## Data section
- - -

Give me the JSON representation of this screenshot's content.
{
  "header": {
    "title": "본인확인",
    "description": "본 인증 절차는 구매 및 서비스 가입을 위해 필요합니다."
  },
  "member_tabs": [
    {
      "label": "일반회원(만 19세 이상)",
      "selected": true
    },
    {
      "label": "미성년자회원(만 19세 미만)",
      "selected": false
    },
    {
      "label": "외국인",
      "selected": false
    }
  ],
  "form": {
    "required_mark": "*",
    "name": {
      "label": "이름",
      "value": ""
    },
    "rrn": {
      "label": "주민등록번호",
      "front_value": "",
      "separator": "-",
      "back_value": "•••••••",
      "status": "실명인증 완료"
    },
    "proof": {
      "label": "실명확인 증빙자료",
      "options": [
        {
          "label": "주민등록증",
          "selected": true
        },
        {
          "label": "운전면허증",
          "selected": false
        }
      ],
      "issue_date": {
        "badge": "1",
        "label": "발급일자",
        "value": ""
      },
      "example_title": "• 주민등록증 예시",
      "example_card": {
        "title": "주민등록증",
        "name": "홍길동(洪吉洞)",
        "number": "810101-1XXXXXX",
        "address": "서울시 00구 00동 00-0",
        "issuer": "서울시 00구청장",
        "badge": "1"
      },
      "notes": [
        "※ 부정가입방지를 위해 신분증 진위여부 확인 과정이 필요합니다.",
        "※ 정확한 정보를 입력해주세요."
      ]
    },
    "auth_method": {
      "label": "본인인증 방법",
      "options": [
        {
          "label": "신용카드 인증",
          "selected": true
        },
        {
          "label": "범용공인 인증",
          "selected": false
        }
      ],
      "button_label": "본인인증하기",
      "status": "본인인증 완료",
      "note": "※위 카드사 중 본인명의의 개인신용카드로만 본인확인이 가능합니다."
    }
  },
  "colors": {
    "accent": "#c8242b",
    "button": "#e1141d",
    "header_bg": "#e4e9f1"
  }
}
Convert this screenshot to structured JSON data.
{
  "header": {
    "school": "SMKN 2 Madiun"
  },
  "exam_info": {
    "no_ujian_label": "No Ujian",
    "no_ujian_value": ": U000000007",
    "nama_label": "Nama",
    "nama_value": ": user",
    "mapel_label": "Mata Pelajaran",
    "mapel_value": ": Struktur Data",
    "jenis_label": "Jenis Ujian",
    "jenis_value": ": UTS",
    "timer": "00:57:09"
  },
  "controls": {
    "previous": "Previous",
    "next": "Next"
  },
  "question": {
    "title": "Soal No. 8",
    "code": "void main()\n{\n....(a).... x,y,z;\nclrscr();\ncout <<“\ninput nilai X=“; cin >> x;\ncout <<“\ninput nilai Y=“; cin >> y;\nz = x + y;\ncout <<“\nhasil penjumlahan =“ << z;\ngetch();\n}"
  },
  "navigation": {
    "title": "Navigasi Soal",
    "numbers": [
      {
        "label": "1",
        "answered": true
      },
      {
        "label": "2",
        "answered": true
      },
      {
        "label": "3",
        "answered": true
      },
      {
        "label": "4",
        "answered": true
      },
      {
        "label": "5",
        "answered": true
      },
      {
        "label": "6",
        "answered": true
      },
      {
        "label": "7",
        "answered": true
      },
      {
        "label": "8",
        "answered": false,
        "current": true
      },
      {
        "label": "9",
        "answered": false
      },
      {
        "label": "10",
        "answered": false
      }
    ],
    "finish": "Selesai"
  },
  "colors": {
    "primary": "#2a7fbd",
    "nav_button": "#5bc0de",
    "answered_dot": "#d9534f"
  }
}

- - -

## Your task
Go through the records above and retype each one exactly.

## Finished task
Give me the JSON representation of this screenshot's content.
{
  "header": {
    "title": "본인확인",
    "description": "본 인증 절차는 구매 및 서비스 가입을 위해 필요합니다."
  },
  "member_tabs": [
    {
      "label": "일반회원(만 19세 이상)",
      "selected": true
    },
    {
      "label": "미성년자회원(만 19세 미만)",
      "selected": false
    },
    {
      "label": "외국인",
      "selected": false
    }
  ],
  "form": {
    "required_mark": "*",
    "name": {
      "label": "이름",
      "value": ""
    },
    "rrn": {
      "label": "주민등록번호",
      "front_value": "",
      "separator": "-",
      "back_value": "•••••••",
      "status": "실명인증 완료"
    },
    "proof": {
      "label": "실명확인 증빙자료",
      "options": [
        {
          "label": "주민등록증",
          "selected": true
        },
        {
          "label": "운전면허증",
          "selected": false
        }
      ],
      "issue_date": {
        "badge": "1",
        "label": "발급일자",
        "value": ""
      },
      "example_title": "• 주민등록증 예시",
      "example_card": {
        "title": "주민등록증",
        "name": "홍길동(洪吉洞)",
        "number": "810101-1XXXXXX",
        "address": "서울시 00구 00동 00-0",
        "issuer": "서울시 00구청장",
        "badge": "1"
      },
      "notes": [
        "※ 부정가입방지를 위해 신분증 진위여부 확인 과정이 필요합니다.",
        "※ 정확한 정보를 입력해주세요."
      ]
    },
    "auth_method": {
      "label": "본인인증 방법",
      "options": [
        {
          "label": "신용카드 인증",
          "selected": true
        },
        {
          "label": "범용공인 인증",
          "selected": false
        }
      ],
      "button_label": "본인인증하기",
      "status": "본인인증 완료",
      "note": "※위 카드사 중 본인명의의 개인신용카드로만 본인확인이 가능합니다."
    }
  },
  "colors": {
    "accent": "#c8242b",
    "button": "#e1141d",
    "header_bg": "#e4e9f1"
  }
}
Convert this screenshot to structured JSON data.
{
  "header": {
    "school": "SMKN 2 Madiun"
  },
  "exam_info": {
    "no_ujian_label": "No Ujian",
    "no_ujian_value": ": U000000007",
    "nama_label": "Nama",
    "nama_value": ": user",
    "mapel_label": "Mata Pelajaran",
    "mapel_value": ": Struktur Data",
    "jenis_label": "Jenis Ujian",
    "jenis_value": ": UTS",
    "timer": "00:57:09"
  },
  "controls": {
    "previous": "Previous",
    "next": "Next"
  },
  "question": {
    "title": "Soal No. 8",
    "code": "void main()\n{\n....(a).... x,y,z;\nclrscr();\ncout <<“\ninput nilai X=“; cin >> x;\ncout <<“\ninput nilai Y=“; cin >> y;\nz = x + y;\ncout <<“\nhasil penjumlahan =“ << z;\ngetch();\n}"
  },
  "navigation": {
    "title": "Navigasi Soal",
    "numbers": [
      {
        "label": "1",
        "answered": true
      },
      {
        "label": "2",
        "answered": true
      },
      {
        "label": "3",
        "answered": true
      },
      {
        "label": "4",
        "answered": true
      },
      {
        "label": "5",
        "answered": true
      },
      {
        "label": "6",
        "answered": true
      },
      {
        "label": "7",
        "answered": true
      },
      {
        "label": "8",
        "answered": false,
        "current": true
      },
      {
        "label": "9",
        "answered": false
      },
      {
        "label": "10",
        "answered": false
      }
    ],
    "finish": "Selesai"
  },
  "colors": {
    "primary": "#2a7fbd",
    "nav_button": "#5bc0de",
    "answered_dot": "#d9534f"
  }
}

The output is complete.